### TASK BRIEF:
Write the lines of the rows from the very first line through the line containing "x-tick-label: 100 (960, 451, 985, 466)", including that line, as a JSON list of strings with one string per line and no blank lines. Include no other lines.

:: THE INPUT

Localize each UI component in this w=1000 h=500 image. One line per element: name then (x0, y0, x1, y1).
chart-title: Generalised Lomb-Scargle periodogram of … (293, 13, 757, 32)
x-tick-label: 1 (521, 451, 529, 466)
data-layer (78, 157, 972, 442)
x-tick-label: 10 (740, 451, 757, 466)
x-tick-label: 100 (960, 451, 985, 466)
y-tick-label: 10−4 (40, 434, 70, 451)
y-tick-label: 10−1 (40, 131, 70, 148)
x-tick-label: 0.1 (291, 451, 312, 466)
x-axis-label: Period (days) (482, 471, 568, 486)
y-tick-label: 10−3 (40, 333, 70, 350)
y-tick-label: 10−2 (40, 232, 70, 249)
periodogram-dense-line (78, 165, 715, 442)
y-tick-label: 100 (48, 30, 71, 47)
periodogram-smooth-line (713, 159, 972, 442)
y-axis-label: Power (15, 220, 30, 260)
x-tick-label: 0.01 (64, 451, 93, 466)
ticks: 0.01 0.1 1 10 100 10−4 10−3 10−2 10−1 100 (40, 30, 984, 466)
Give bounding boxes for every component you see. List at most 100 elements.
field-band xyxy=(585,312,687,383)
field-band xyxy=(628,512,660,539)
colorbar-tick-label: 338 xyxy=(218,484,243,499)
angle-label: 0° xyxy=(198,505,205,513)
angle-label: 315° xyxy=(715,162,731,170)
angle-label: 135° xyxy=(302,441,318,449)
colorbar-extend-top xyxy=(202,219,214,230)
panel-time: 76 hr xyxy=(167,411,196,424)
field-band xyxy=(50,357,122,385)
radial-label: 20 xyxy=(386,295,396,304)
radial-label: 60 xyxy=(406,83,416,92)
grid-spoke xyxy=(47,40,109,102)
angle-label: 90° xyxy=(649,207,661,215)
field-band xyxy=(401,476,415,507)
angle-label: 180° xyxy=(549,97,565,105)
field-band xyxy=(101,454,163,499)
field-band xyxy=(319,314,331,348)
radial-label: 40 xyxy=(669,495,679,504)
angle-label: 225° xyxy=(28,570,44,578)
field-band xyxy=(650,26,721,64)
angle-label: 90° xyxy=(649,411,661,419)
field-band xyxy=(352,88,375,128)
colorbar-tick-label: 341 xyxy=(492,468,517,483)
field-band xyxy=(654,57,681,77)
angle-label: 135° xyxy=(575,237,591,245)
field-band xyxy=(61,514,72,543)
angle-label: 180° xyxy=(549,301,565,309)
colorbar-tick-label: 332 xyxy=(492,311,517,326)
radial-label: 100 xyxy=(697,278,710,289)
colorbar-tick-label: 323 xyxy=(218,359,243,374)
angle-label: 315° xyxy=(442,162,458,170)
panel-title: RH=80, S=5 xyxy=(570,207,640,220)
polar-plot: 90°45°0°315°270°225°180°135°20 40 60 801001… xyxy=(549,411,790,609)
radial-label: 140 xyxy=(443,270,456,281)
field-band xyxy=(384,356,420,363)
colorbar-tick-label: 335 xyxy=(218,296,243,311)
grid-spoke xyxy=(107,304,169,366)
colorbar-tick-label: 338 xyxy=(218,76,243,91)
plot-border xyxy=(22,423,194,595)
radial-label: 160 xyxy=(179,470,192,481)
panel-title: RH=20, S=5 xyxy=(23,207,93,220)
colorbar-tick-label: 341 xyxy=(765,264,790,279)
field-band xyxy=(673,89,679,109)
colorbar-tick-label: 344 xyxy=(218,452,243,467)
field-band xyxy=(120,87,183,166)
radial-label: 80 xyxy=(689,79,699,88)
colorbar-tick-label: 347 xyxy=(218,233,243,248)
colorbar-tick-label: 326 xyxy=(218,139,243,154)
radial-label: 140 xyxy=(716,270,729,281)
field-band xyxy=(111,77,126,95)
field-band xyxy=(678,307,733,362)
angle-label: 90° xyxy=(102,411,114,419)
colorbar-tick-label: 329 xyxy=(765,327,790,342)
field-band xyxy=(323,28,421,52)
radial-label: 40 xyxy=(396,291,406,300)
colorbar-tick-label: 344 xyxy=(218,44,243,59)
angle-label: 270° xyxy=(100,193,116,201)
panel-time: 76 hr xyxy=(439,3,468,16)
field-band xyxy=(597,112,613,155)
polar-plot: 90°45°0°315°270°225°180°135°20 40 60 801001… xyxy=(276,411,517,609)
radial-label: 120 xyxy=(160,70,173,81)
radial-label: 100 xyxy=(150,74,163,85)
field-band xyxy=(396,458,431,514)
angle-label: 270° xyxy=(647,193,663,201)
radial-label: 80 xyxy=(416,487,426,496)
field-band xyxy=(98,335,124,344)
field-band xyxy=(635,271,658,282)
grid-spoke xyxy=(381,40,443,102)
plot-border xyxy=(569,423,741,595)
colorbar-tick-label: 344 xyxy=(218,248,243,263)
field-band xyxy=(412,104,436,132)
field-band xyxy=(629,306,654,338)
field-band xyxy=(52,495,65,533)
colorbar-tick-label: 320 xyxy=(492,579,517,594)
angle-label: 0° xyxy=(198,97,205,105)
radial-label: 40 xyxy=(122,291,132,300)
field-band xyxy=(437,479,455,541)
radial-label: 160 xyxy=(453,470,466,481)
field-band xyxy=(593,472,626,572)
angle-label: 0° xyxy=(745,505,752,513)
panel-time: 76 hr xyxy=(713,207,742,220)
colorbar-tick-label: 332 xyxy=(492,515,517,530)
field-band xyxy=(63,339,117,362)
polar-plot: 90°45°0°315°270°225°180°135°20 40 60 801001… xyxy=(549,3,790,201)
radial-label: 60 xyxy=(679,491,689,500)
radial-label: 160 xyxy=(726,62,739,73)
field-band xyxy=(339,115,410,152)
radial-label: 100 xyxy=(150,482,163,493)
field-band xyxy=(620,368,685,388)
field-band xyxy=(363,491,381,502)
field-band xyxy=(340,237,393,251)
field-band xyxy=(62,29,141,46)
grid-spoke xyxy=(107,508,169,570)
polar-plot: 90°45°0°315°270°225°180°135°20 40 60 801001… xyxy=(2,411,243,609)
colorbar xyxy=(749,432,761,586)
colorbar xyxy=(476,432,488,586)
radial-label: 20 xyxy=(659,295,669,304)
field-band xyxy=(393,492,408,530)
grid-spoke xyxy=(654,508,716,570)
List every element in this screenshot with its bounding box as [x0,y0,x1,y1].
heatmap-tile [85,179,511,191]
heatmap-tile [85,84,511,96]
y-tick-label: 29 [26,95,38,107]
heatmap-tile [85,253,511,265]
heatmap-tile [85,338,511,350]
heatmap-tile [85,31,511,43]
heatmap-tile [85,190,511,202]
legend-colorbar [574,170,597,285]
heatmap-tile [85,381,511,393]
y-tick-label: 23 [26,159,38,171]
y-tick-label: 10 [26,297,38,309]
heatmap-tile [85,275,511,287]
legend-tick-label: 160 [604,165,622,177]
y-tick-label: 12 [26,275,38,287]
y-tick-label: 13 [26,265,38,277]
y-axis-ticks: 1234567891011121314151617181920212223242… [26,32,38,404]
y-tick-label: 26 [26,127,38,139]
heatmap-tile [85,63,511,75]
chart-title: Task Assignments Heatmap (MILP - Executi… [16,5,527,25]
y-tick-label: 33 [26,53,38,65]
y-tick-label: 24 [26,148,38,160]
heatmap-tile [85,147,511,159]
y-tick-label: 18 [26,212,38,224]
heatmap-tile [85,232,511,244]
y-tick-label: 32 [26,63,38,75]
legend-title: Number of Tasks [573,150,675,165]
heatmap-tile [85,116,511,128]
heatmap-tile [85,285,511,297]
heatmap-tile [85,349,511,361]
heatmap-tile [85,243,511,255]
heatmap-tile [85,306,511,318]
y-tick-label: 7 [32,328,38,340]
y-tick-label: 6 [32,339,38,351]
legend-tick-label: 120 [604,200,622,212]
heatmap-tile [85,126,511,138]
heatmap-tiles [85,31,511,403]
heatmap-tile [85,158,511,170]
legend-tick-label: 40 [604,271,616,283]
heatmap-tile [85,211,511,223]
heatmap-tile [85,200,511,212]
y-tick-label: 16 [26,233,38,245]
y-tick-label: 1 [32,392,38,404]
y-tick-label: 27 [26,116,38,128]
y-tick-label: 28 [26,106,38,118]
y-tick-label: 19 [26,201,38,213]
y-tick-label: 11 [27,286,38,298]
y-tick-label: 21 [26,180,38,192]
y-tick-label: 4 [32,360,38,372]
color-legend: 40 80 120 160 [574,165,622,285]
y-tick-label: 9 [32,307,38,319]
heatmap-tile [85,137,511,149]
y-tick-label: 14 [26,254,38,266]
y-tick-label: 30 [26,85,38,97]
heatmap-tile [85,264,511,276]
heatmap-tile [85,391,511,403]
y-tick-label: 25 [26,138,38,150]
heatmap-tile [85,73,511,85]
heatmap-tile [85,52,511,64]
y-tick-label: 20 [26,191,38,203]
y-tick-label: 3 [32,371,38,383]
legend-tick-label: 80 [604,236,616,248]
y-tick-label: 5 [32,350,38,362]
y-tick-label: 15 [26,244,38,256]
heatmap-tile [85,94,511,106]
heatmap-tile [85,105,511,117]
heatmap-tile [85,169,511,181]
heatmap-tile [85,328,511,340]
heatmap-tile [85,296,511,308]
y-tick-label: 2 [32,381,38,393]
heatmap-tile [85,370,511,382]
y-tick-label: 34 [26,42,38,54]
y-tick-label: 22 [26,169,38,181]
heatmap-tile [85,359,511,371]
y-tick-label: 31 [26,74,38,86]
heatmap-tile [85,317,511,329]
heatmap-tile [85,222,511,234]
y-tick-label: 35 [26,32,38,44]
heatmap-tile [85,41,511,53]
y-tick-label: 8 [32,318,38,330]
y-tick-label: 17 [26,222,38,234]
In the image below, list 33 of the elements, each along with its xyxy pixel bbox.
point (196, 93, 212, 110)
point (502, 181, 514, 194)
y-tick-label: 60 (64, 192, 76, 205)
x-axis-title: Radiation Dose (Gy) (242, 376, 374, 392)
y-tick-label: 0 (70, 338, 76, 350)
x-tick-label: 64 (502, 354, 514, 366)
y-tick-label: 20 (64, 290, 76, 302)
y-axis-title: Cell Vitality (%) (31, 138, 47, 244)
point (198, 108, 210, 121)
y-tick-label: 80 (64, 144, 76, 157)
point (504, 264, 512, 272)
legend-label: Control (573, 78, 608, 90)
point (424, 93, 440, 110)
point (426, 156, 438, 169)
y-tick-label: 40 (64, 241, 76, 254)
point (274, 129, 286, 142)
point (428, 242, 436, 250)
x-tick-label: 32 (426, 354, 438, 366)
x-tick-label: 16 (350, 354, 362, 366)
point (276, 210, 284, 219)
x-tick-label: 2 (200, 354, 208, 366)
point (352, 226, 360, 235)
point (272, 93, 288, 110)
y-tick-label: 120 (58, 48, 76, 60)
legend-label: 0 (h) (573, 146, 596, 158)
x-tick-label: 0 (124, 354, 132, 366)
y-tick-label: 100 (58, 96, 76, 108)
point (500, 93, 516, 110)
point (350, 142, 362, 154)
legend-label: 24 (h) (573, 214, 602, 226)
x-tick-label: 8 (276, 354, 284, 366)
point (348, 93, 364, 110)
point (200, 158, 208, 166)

::::

### EXERCISE SOLUTION:
[
  "Localize each UI component in this w=1000 h=500 image. One line per element: name then (x0, y0, x1, y1).",
  "chart-title: Generalised Lomb-Scargle periodogram of … (293, 13, 757, 32)",
  "x-tick-label: 1 (521, 451, 529, 466)",
  "data-layer (78, 157, 972, 442)",
  "x-tick-label: 10 (740, 451, 757, 466)",
  "x-tick-label: 100 (960, 451, 985, 466)"
]